▶ _YOUR TASK_
Only the number is wanted: how many lines contain the string "true"?
>> BEGIN DATA PROVIDED
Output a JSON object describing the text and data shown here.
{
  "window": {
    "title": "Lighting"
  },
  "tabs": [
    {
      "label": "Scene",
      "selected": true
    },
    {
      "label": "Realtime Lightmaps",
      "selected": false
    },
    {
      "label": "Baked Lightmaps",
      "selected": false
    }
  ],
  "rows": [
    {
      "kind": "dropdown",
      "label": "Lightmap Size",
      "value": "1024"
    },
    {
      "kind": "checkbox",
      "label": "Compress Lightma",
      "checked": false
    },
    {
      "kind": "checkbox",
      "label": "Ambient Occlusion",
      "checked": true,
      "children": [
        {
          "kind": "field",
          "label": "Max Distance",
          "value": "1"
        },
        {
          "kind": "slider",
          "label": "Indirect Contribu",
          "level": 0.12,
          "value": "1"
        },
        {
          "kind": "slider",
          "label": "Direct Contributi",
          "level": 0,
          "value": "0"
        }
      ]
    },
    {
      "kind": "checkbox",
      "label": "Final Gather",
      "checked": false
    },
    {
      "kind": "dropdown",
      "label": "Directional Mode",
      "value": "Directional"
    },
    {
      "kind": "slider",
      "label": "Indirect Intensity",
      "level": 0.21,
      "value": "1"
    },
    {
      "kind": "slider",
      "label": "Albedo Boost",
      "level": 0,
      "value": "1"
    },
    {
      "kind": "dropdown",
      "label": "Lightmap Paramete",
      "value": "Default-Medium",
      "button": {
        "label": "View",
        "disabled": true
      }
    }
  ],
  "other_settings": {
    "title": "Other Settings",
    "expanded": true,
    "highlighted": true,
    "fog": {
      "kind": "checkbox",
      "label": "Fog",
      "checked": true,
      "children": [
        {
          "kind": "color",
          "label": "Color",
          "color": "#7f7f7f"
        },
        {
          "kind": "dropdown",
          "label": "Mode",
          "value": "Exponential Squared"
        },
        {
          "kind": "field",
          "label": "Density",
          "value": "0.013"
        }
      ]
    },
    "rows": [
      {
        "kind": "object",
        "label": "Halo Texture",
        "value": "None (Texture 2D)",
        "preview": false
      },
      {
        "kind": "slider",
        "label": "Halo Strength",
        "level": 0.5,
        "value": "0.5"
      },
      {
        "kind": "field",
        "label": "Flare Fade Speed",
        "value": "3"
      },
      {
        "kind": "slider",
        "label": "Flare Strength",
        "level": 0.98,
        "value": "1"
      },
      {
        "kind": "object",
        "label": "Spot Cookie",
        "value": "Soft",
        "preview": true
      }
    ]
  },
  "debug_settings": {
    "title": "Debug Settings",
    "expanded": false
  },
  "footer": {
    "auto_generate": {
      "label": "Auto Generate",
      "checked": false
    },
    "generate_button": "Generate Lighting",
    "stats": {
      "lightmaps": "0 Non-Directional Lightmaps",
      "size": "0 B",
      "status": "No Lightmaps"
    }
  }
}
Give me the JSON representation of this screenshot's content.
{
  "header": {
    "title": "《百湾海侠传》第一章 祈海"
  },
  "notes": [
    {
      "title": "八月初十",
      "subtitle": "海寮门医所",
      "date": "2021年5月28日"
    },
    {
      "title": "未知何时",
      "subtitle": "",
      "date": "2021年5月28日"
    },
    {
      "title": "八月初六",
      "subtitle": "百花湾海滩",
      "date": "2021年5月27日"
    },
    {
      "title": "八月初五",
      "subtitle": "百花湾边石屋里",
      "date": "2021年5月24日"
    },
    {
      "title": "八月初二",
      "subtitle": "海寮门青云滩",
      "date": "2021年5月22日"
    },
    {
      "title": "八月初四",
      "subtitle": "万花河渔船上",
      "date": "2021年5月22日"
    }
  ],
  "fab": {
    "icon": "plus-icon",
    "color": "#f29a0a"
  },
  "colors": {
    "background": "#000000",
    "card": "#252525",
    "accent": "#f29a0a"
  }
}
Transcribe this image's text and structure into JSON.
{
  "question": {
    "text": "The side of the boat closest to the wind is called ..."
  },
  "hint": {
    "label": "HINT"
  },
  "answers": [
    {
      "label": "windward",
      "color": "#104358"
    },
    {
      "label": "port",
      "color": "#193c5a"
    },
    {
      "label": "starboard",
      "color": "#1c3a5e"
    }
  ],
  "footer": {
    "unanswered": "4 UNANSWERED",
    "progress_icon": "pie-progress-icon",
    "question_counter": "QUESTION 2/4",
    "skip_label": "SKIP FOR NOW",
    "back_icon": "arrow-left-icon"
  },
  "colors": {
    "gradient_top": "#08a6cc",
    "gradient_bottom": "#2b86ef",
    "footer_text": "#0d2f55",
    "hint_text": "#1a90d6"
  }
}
>> END DATA PROVIDED
▶ _PROBLEM SOLUTION_
7